● **EXERCISE PROMPT**
Return verbatim the run of lines that opens with the line holding "Decode this image" and closes with the last line of the records.

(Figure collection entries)
+++
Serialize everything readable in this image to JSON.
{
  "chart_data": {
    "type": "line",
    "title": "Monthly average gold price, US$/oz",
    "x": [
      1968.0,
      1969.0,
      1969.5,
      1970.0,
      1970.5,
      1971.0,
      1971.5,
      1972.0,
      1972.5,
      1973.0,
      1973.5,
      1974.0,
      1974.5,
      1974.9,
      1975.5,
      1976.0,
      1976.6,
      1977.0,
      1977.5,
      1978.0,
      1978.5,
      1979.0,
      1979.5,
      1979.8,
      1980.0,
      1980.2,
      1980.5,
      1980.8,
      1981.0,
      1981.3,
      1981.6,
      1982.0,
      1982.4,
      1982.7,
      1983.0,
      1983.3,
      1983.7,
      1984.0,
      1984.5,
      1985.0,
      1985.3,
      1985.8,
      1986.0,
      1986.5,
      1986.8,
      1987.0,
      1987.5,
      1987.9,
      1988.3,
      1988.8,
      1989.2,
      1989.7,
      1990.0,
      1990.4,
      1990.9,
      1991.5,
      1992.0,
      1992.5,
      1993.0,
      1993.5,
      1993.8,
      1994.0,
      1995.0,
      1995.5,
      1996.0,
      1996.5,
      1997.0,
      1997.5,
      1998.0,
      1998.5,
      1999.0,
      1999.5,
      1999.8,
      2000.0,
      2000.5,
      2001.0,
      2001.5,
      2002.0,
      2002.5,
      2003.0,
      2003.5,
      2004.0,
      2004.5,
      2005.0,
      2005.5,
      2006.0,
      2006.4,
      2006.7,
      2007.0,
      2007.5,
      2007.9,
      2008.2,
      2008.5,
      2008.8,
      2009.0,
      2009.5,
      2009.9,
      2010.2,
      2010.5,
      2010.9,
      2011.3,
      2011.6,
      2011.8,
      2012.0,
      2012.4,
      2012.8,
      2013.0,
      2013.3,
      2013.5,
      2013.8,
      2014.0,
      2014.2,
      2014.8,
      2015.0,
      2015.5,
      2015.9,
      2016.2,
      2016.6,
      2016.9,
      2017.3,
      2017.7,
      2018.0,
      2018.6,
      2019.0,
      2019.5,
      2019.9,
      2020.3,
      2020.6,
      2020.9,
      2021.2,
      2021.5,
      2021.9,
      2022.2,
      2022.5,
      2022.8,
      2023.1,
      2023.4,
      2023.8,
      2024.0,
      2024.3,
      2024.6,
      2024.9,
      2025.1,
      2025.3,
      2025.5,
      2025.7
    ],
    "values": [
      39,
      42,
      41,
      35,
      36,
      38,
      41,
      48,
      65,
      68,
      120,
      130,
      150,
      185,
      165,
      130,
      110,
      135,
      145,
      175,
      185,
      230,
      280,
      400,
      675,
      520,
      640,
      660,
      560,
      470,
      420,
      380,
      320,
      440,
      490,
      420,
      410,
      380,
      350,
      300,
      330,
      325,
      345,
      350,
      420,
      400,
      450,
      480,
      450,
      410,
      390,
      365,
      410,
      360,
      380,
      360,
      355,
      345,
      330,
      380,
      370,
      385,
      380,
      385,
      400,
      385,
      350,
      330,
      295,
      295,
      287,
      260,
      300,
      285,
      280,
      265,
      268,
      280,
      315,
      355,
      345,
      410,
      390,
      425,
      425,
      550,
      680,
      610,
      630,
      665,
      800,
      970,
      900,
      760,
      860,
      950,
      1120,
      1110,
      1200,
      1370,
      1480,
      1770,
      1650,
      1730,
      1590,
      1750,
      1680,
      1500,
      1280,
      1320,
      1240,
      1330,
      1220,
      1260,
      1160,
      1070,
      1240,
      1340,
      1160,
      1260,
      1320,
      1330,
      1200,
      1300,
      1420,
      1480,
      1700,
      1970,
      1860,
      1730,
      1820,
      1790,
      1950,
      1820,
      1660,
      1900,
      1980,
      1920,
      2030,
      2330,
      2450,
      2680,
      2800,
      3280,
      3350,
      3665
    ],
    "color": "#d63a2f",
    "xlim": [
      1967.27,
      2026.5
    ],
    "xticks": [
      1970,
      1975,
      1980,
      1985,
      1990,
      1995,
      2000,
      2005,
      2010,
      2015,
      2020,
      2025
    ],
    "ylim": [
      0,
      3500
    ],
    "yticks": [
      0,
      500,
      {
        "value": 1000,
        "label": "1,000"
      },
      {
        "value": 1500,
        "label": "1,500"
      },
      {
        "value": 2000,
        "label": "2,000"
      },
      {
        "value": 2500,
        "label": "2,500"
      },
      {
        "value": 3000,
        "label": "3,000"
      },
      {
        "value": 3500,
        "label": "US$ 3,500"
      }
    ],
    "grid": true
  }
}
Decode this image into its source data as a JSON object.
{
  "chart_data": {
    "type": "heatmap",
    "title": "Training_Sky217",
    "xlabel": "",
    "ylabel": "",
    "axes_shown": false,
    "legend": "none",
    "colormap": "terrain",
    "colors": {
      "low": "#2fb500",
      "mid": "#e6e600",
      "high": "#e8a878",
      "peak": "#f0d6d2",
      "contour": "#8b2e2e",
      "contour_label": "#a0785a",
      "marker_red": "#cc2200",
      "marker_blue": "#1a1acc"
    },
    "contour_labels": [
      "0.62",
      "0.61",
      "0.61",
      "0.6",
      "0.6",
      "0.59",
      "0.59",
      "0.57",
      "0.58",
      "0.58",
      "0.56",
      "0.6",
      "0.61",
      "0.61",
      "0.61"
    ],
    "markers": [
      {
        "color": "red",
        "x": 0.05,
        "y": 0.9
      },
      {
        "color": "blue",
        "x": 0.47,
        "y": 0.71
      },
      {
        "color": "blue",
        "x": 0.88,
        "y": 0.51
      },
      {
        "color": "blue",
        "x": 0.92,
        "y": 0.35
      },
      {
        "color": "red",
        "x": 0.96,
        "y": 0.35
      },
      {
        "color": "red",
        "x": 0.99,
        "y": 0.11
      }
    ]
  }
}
+++
● **WRITTEN SOLUTION**
Decode this image into its source data as a JSON object.
{
  "chart_data": {
    "type": "heatmap",
    "title": "Training_Sky217",
    "xlabel": "",
    "ylabel": "",
    "axes_shown": false,
    "legend": "none",
    "colormap": "terrain",
    "colors": {
      "low": "#2fb500",
      "mid": "#e6e600",
      "high": "#e8a878",
      "peak": "#f0d6d2",
      "contour": "#8b2e2e",
      "contour_label": "#a0785a",
      "marker_red": "#cc2200",
      "marker_blue": "#1a1acc"
    },
    "contour_labels": [
      "0.62",
      "0.61",
      "0.61",
      "0.6",
      "0.6",
      "0.59",
      "0.59",
      "0.57",
      "0.58",
      "0.58",
      "0.56",
      "0.6",
      "0.61",
      "0.61",
      "0.61"
    ],
    "markers": [
      {
        "color": "red",
        "x": 0.05,
        "y": 0.9
      },
      {
        "color": "blue",
        "x": 0.47,
        "y": 0.71
      },
      {
        "color": "blue",
        "x": 0.88,
        "y": 0.51
      },
      {
        "color": "blue",
        "x": 0.92,
        "y": 0.35
      },
      {
        "color": "red",
        "x": 0.96,
        "y": 0.35
      },
      {
        "color": "red",
        "x": 0.99,
        "y": 0.11
      }
    ]
  }
}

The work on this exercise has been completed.